The state-oil monopoly needs private sector competitor to improve its management, supply system and better service, according to a minister.
It needs competitor also for the smooth supply of petroleum products across the country, said Minister of Commerce and Supplies Shankar Koirala, inaugurating the fifth AGM of Nepal Petroleum Transport Entrepreneurs Federation, here today.
As the state-oil monopoly has been unable to ensure smooth supply of the petroleum products, time and again, the government has also been thinking of opening the sector but the traders have opposed the government regulation that was brought to open the sector claiming it has been biased towards big players.
The government is, however, again planning to introduce Petroleum and Gas Transaction Orders to allow private players investment in the fuel business.  The Orders, that was scrapped earlier due to huge opposition, is likely to be reintroduced with some amendments favouring the private parties.
Earlier, the government had brought the Orders on March 13 but it was forced to scrap it on April 6 following a opposition from the petroleum traders, though some private firms – especially big business houses – had shown interest to invest in petroleum trade, oil processing, and exploration.
Petroleum has but always been a political commodity, he said, adding that the successive government failed to address the sector’s problemalso due to problems supply disruptions.
But Koirala said the private sector could also come in as strategic partner in the Nepal Oil Corporation (NOC).
Petroleum traders, on the occasion, has also requested the government to restructure Nepal Oil Corporation by bringing in the strategic partners from the private sector.
Petroleum products is the single largest commodity import of the country and NOC is the state oil monopoly that has been technically bankrupt. But the government has not been able to reform the oil trade due to various pressures – some political and other mismanagement – and rampant corruption in the NOC and among the fuel traders.
════
Tasks to perform:
[1] Translate this sentence from the article on Nepal's fuel monopoly into Spanish: "But Koirala said the private sector could also come in as strategic partner in the Nepal Oil Corporation (NOC)."
[2] Edit the article on Nepal's fuel monopoly: restate the part from "Earlier, the government" to "the private sector.", putting "the commerce minister" in place of "Koirala".
[3] Turn the paragraph of the article on Nepal's fuel monopoly that opens with "Earlier, the government had brought the Orders" into a short list that keeps its main facts.
The data that comes after this article is separate material.

Data excerpt:
════
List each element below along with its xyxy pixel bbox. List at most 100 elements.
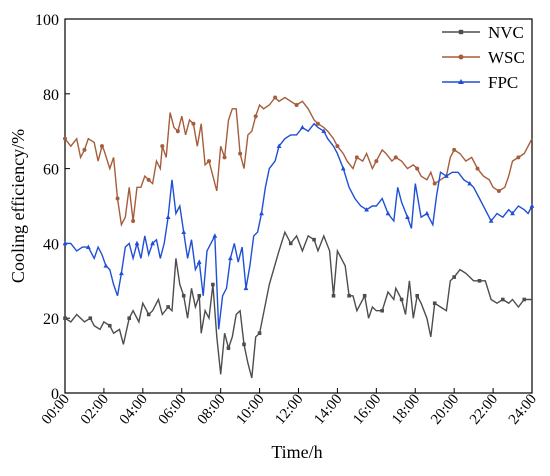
════
Full answers:
[1] Pero Koirala dijo que el sector privado también podría entrar como socio estratégico en la Nepal Oil Corporation (NOC).

[2]
Earlier, the government had brought the Orders on March 13 but it was forced to scrap it on April 6 following a opposition from the petroleum traders, though some private firms – especially big business houses – had shown interest to invest in petroleum trade, oil processing, and exploration.
Petroleum has but always been a political commodity, he said, adding that the successive government failed to address the sector’s problemalso due to problems supply disruptions.
But the commerce minister said the private sector could also come in as strategic partner in the Nepal Oil Corporation (NOC).
Petroleum traders, on the occasion, has also requested the government to restructure Nepal Oil Corporation by bringing in the strategic partners from the private sector.

[3]
- The government brought in the Orders on March 13.
- It had to scrap them on April 6 after opposition from petroleum traders.
- Some private firms, especially big business houses, had shown interest in investing in petroleum trade, oil processing, and exploration.